## [Your objective]
Your task is to gather the lines below that hold the string "domaren".

(Page transcription entries)
• • • • • • •

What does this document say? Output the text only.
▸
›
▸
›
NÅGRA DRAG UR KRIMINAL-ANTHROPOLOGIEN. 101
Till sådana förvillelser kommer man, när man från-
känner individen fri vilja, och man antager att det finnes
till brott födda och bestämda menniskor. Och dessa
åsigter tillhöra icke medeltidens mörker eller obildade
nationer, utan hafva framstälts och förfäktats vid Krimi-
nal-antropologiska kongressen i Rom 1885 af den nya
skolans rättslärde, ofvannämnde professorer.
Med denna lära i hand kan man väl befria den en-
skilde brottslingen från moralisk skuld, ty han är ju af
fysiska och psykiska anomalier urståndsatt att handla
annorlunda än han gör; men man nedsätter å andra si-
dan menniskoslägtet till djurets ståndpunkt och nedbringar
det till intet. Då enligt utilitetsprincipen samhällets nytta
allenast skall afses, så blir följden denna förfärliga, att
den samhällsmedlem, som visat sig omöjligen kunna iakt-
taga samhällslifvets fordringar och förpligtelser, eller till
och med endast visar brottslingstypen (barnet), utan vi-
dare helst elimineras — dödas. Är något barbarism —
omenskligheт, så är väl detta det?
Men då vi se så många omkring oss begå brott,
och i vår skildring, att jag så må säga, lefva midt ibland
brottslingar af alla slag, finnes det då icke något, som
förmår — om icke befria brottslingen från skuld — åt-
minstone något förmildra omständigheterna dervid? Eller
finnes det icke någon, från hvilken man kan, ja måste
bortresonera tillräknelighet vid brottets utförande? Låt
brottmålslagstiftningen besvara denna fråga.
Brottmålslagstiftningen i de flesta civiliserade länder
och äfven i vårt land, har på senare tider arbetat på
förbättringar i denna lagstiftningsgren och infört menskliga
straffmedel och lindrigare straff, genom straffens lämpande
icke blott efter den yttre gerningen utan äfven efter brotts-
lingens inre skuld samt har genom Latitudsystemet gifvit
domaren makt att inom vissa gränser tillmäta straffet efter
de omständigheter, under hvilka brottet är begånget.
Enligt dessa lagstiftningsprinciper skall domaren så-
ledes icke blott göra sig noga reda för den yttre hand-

• • • • • • •

## [Response below]
domaren makt att inom vissa gränser tillmäta straffet efter
Enligt dessa lagstiftningsprinciper skall domaren så-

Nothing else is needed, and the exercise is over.